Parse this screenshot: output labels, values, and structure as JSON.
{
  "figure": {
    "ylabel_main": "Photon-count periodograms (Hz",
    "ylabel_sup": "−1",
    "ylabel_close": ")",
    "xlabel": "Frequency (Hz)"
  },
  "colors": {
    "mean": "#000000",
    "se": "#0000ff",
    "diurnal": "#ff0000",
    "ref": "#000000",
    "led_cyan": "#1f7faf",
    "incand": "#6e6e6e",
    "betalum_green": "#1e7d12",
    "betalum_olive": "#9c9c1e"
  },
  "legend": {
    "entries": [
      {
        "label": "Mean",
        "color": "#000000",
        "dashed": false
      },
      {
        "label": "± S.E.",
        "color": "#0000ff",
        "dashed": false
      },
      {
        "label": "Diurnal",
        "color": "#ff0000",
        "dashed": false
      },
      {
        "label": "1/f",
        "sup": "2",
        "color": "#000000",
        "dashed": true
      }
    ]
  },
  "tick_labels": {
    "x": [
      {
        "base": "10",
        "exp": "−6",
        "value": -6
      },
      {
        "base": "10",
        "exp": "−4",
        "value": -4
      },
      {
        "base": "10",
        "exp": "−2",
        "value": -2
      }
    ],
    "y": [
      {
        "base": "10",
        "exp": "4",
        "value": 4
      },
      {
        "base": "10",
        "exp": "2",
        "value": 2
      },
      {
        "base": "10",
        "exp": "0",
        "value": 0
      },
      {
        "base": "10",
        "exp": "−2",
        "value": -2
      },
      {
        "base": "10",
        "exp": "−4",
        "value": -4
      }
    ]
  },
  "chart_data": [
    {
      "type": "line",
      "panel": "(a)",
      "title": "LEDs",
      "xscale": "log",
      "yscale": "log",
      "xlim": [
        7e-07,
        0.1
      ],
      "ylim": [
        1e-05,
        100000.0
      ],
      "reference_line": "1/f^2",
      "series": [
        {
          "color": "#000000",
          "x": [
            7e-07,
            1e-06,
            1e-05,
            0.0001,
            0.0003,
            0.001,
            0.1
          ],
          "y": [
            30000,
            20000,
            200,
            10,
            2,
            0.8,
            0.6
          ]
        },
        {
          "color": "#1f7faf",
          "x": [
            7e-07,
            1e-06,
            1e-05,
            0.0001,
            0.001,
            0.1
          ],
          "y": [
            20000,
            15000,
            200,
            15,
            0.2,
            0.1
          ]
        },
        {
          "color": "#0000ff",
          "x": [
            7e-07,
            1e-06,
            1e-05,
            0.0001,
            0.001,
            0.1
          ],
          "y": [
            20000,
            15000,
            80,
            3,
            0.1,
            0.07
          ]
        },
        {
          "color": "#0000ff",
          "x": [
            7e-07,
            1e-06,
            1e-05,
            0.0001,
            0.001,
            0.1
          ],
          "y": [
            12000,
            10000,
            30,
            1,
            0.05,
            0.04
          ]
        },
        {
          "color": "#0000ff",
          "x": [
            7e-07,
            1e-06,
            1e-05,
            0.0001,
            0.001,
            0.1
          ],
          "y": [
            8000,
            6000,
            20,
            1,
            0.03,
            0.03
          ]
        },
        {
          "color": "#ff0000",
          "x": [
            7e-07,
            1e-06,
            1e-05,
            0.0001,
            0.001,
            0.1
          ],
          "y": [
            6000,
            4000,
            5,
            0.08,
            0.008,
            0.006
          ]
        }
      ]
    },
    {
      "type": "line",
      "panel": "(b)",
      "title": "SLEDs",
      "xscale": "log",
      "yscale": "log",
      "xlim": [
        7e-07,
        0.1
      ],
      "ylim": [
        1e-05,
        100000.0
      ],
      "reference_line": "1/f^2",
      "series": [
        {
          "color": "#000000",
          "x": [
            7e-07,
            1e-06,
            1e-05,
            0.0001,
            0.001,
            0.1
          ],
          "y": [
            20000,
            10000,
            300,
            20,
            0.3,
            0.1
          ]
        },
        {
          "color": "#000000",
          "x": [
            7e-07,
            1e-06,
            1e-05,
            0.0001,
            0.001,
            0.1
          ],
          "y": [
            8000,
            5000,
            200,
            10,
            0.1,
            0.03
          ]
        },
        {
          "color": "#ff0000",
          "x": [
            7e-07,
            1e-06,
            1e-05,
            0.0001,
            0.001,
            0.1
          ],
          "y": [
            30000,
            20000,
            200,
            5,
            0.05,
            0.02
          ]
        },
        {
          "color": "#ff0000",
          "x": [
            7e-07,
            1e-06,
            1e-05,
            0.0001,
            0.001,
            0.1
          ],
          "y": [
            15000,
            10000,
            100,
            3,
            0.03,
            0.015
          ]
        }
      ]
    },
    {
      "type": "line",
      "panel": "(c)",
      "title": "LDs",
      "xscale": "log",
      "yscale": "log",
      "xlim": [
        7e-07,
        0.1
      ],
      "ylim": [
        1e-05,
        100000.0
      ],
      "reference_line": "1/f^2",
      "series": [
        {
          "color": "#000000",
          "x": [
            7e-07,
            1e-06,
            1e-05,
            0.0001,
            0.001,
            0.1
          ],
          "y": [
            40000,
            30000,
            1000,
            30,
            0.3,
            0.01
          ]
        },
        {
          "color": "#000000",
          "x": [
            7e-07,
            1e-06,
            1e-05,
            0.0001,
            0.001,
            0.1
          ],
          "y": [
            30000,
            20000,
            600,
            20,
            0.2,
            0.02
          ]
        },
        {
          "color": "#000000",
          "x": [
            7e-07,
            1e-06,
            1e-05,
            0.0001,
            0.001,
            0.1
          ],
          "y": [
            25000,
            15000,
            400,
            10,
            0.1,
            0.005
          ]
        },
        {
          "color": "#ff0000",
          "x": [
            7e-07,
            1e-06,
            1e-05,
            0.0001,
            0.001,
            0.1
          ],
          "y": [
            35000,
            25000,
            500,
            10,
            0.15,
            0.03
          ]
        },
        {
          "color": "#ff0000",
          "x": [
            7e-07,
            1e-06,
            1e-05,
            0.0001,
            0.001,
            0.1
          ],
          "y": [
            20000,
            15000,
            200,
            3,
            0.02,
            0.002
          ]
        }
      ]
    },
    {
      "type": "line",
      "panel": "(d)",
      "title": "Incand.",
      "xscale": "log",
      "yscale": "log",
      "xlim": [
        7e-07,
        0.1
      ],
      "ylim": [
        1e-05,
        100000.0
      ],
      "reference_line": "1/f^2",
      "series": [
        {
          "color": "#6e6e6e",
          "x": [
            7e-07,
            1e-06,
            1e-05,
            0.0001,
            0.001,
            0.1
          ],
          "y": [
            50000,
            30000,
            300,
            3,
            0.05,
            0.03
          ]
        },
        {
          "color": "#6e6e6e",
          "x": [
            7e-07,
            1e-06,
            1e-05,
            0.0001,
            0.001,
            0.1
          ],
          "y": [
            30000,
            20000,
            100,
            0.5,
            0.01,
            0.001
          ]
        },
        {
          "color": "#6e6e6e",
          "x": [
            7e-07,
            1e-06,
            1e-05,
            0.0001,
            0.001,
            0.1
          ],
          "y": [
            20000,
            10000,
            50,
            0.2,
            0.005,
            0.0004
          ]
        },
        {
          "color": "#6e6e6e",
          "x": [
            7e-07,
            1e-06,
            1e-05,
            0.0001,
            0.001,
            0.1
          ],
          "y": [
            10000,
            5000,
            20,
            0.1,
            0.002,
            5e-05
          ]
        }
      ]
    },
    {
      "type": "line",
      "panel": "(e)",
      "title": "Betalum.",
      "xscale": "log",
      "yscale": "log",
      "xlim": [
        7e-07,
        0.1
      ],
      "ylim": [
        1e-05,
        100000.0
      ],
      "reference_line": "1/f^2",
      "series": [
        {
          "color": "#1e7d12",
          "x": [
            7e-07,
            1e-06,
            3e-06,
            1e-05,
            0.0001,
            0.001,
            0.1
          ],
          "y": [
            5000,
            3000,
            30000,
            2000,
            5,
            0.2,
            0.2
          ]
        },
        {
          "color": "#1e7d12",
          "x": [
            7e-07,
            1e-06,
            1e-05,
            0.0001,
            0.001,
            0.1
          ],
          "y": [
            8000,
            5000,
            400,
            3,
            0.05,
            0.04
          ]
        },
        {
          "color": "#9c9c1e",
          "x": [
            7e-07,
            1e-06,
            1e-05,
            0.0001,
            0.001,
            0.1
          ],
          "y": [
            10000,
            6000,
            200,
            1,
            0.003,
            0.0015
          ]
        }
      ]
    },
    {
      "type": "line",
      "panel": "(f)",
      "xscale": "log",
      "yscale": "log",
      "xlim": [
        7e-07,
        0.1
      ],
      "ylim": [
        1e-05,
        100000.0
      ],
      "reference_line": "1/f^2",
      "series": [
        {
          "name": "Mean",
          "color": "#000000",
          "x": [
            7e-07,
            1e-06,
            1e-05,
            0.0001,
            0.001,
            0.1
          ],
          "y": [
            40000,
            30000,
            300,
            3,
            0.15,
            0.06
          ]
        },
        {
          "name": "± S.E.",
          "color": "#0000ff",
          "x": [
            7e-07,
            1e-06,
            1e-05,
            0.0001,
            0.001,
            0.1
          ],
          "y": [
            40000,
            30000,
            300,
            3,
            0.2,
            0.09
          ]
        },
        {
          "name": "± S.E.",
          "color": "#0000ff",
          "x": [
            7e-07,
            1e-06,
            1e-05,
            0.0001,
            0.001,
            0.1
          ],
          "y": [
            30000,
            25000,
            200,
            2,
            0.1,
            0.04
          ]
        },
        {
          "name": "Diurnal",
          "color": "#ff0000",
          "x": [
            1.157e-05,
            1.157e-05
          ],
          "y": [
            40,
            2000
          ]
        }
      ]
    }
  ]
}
--
From the listing, tally every line with the word "title" in it and give only the tally.

### EXERCISE OUTPUT
5